[BEGIN Excerpted passage]
The third season of the American crime thriller television series The Blacklist premiered on NBC on October 1, 2015 and concluded on May 19, 2016. The season consisted of 23 episodes. The season was produced by Davis Entertainment, Universal Television, and Sony Pictures Television, and the executive producers were Jon Bokenkamp, John Davis, John Eisendrath, John Fox, and Joe Carnahan.

Premise 
The third season sees Liz and Reddington on the run from the government and the Task Force.  The first part of the season explores The Cabal's efforts to capture Liz and Reddington and their efforts to clear Liz's name. The Cabal is represented by the ruthless Director of the National Clandestine Service Peter Kotsiopulos (David Strathairn). The season also introduces Susan "Scottie" Hargrave (Famke Janssen), the mother of Tom Keen, Mattias Solomon (Edi Gathegi) and Nez Rowan (Tawny Cypress), key characters for the spin-off series The Blacklist: Redemption, focusing on Tom and Scottie Hargrave. The final episodes of the season also introduce a new series antagonist Alexander Kirk, AKA Konstantin Rostov, who claims to be Liz's father and will stop at nothing to protect her and win her loyalty. An important subplot for the season is Liz's pregnancy and Mr. Kaplan's (Susan Blommaert) efforts to protect Liz and Tom's daughter from Reddington.

Cast

Main
 James Spader as Raymond Reddington
 Megan Boone as Elizabeth Keen
 Diego Klattenhoff as Donald Ressler 
 Ryan Eggold as Tom Keen
 Harry Lennix as Harold Cooper
 Amir Arison as Aram Mojtabai
 Mozhan Marnò as Samar Navabi
 Hisham Tawfiq as Dembe Zuma

Recurring
 Susan Blommaert as Mr. Kaplan.
 Deidre Lovejoy as Cynthia Panabaker.
 David Strathairn as Peter Kotsiopulos, the Director of the National Clandestine Service.
 Edi Gathegi as Matias Solomon, a Cabal operative sent to hunt down Reddington.
 Adriane Lenox as Deputy Attorney General Reven Wright, the Department of Justice liaison to the Task Force.
[END Excerpted passage]
* Problem statement: From the article on the third season of The Blacklist, list every person named as an executive producer of the season.
[BEGIN Dataset rows]
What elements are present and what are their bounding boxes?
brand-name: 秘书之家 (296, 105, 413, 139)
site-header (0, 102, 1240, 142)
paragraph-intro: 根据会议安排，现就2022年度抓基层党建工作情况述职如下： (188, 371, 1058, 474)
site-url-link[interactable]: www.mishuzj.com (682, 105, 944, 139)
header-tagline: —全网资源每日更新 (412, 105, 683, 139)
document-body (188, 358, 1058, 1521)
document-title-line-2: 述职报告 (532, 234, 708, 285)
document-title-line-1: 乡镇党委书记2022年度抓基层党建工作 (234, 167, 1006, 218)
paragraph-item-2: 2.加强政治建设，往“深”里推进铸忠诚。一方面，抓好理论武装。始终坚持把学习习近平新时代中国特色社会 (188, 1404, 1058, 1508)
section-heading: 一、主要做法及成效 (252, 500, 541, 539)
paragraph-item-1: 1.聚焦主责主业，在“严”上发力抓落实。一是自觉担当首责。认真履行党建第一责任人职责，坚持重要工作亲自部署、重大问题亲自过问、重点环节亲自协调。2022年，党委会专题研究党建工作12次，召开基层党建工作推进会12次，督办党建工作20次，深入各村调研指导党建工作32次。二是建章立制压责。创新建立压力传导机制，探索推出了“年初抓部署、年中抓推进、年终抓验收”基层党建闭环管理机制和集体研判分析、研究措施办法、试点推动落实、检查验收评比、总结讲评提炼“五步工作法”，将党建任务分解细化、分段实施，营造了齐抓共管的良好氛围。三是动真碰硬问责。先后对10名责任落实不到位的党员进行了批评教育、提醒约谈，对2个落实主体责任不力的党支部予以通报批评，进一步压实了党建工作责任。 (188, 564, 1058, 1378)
[END Dataset rows]
* The reply: Jon Bokenkamp, John Davis, John Eisendrath, John Fox, Joe Carnahan